▸ STATED GOAL
Copy the data word for word, keeping every line.

Stored data:
###

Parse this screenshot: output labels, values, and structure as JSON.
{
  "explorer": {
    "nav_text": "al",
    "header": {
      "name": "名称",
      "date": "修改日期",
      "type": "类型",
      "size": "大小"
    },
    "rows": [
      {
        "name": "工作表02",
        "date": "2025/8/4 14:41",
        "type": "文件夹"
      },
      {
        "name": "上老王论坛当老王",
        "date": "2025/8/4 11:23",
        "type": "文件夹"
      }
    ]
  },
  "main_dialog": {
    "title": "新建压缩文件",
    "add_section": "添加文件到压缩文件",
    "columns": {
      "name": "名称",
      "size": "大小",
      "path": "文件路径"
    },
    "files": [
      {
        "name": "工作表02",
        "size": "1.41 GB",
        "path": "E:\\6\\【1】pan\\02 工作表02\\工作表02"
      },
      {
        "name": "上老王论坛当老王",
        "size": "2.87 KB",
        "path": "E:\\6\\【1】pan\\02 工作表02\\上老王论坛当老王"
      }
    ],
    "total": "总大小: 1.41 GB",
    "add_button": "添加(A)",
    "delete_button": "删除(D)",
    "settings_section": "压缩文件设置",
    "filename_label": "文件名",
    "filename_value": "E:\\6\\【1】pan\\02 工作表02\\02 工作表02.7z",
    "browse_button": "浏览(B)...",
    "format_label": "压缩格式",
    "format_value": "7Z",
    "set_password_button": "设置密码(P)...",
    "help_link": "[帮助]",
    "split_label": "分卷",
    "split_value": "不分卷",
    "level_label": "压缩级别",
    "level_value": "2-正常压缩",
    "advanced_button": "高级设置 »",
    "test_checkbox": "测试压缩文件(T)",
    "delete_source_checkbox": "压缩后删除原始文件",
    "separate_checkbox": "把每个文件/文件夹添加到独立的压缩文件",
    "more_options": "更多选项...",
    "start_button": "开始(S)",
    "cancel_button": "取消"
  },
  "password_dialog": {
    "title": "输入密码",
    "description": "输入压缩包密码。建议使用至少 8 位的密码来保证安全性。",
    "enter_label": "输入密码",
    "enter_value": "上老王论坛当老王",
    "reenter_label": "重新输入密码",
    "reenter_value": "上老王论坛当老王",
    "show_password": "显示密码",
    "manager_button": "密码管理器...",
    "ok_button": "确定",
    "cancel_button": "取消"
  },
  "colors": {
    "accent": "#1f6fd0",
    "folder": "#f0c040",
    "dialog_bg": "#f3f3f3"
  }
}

###

▸ WRITTEN SOLUTION
Parse this screenshot: output labels, values, and structure as JSON.
{
  "explorer": {
    "nav_text": "al",
    "header": {
      "name": "名称",
      "date": "修改日期",
      "type": "类型",
      "size": "大小"
    },
    "rows": [
      {
        "name": "工作表02",
        "date": "2025/8/4 14:41",
        "type": "文件夹"
      },
      {
        "name": "上老王论坛当老王",
        "date": "2025/8/4 11:23",
        "type": "文件夹"
      }
    ]
  },
  "main_dialog": {
    "title": "新建压缩文件",
    "add_section": "添加文件到压缩文件",
    "columns": {
      "name": "名称",
      "size": "大小",
      "path": "文件路径"
    },
    "files": [
      {
        "name": "工作表02",
        "size": "1.41 GB",
        "path": "E:\\6\\【1】pan\\02 工作表02\\工作表02"
      },
      {
        "name": "上老王论坛当老王",
        "size": "2.87 KB",
        "path": "E:\\6\\【1】pan\\02 工作表02\\上老王论坛当老王"
      }
    ],
    "total": "总大小: 1.41 GB",
    "add_button": "添加(A)",
    "delete_button": "删除(D)",
    "settings_section": "压缩文件设置",
    "filename_label": "文件名",
    "filename_value": "E:\\6\\【1】pan\\02 工作表02\\02 工作表02.7z",
    "browse_button": "浏览(B)...",
    "format_label": "压缩格式",
    "format_value": "7Z",
    "set_password_button": "设置密码(P)...",
    "help_link": "[帮助]",
    "split_label": "分卷",
    "split_value": "不分卷",
    "level_label": "压缩级别",
    "level_value": "2-正常压缩",
    "advanced_button": "高级设置 »",
    "test_checkbox": "测试压缩文件(T)",
    "delete_source_checkbox": "压缩后删除原始文件",
    "separate_checkbox": "把每个文件/文件夹添加到独立的压缩文件",
    "more_options": "更多选项...",
    "start_button": "开始(S)",
    "cancel_button": "取消"
  },
  "password_dialog": {
    "title": "输入密码",
    "description": "输入压缩包密码。建议使用至少 8 位的密码来保证安全性。",
    "enter_label": "输入密码",
    "enter_value": "上老王论坛当老王",
    "reenter_label": "重新输入密码",
    "reenter_value": "上老王论坛当老王",
    "show_password": "显示密码",
    "manager_button": "密码管理器...",
    "ok_button": "确定",
    "cancel_button": "取消"
  },
  "colors": {
    "accent": "#1f6fd0",
    "folder": "#f0c040",
    "dialog_bg": "#f3f3f3"
  }
}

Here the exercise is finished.